# Problem to solve
Take every line from the listing below that includes "若干问题的解释" and copy it.

# Listed entries
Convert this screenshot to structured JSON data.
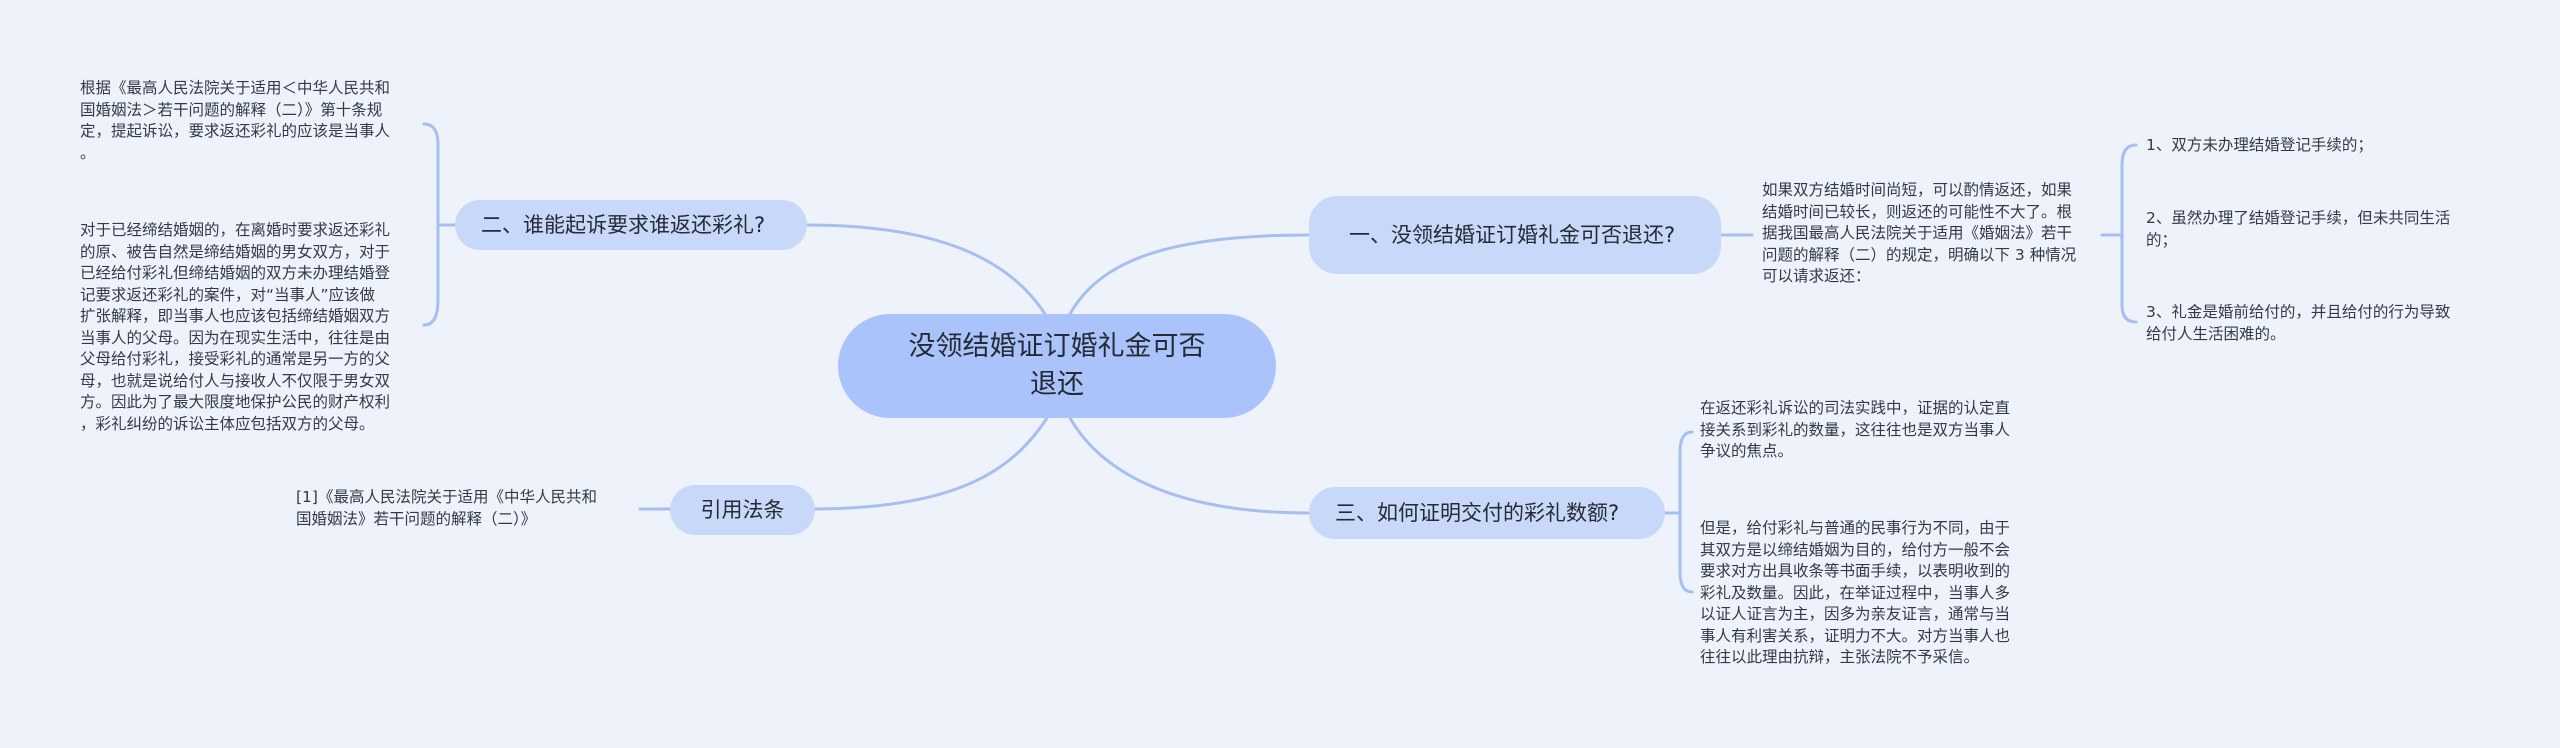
{
  "mindmap": {
    "root": {
      "label_line1": "没领结婚证订婚礼金可否",
      "label_line2": "退还"
    },
    "branches": [
      {
        "id": "t1",
        "label": "一、没领结婚证订婚礼金可否退还?",
        "summary": "如果双方结婚时间尚短，可以酌情返还，如果\n结婚时间已较长，则返还的可能性不大了。根\n据我国最高人民法院关于适用《婚姻法》若干\n问题的解释（二）的规定，明确以下 3 种情况\n可以请求返还：",
        "items": [
          "1、双方未办理结婚登记手续的；",
          "2、虽然办理了结婚登记手续，但未共同生活\n的；",
          "3、礼金是婚前给付的，并且给付的行为导致\n给付人生活困难的。"
        ]
      },
      {
        "id": "t2",
        "label": "二、谁能起诉要求谁返还彩礼?",
        "items": [
          "根据《最高人民法院关于适用＜中华人民共和\n国婚姻法＞若干问题的解释（二）》第十条规\n定，提起诉讼，要求返还彩礼的应该是当事人\n。",
          "对于已经缔结婚姻的，在离婚时要求返还彩礼\n的原、被告自然是缔结婚姻的男女双方，对于\n已经给付彩礼但缔结婚姻的双方未办理结婚登\n记要求返还彩礼的案件，对“当事人”应该做\n扩张解释，即当事人也应该包括缔结婚姻双方\n当事人的父母。因为在现实生活中，往往是由\n父母给付彩礼，接受彩礼的通常是另一方的父\n母，也就是说给付人与接收人不仅限于男女双\n方。因此为了最大限度地保护公民的财产权利\n，彩礼纠纷的诉讼主体应包括双方的父母。"
        ]
      },
      {
        "id": "t3",
        "label": "三、如何证明交付的彩礼数额?",
        "items": [
          "在返还彩礼诉讼的司法实践中，证据的认定直\n接关系到彩礼的数量，这往往也是双方当事人\n争议的焦点。",
          "但是，给付彩礼与普通的民事行为不同，由于\n其双方是以缔结婚姻为目的，给付方一般不会\n要求对方出具收条等书面手续，以表明收到的\n彩礼及数量。因此，在举证过程中，当事人多\n以证人证言为主，因多为亲友证言，通常与当\n事人有利害关系，证明力不大。对方当事人也\n往往以此理由抗辩，主张法院不予采信。"
        ]
      },
      {
        "id": "ref",
        "label": "引用法条",
        "items": [
          "[1]《最高人民法院关于适用《中华人民共和\n国婚姻法》若干问题的解释（二）》"
        ]
      }
    ]
  },
  "colors": {
    "background": "#eef3fb",
    "root_fill": "#aac3fb",
    "topic_fill": "#c8d8f9",
    "link": "#a7bff0",
    "text": "#333a45"
  }
}
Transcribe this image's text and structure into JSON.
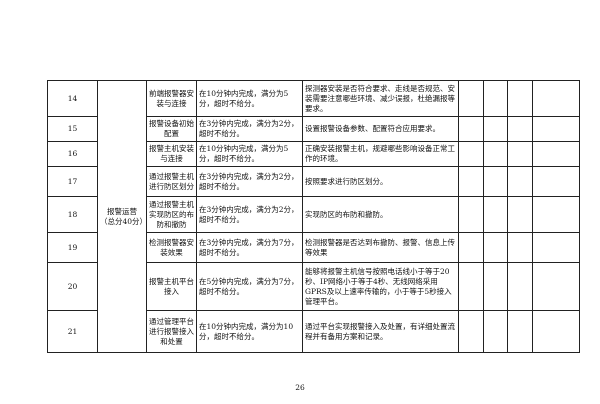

# Result below
          "根据《最高人民法院关于适用＜中华人民共和\n国婚姻法＞若干问题的解释（二）》第十条规\n定，提起诉讼，要求返还彩礼的应该是当事人\n。",
          "[1]《最高人民法院关于适用《中华人民共和\n国婚姻法》若干问题的解释（二）》"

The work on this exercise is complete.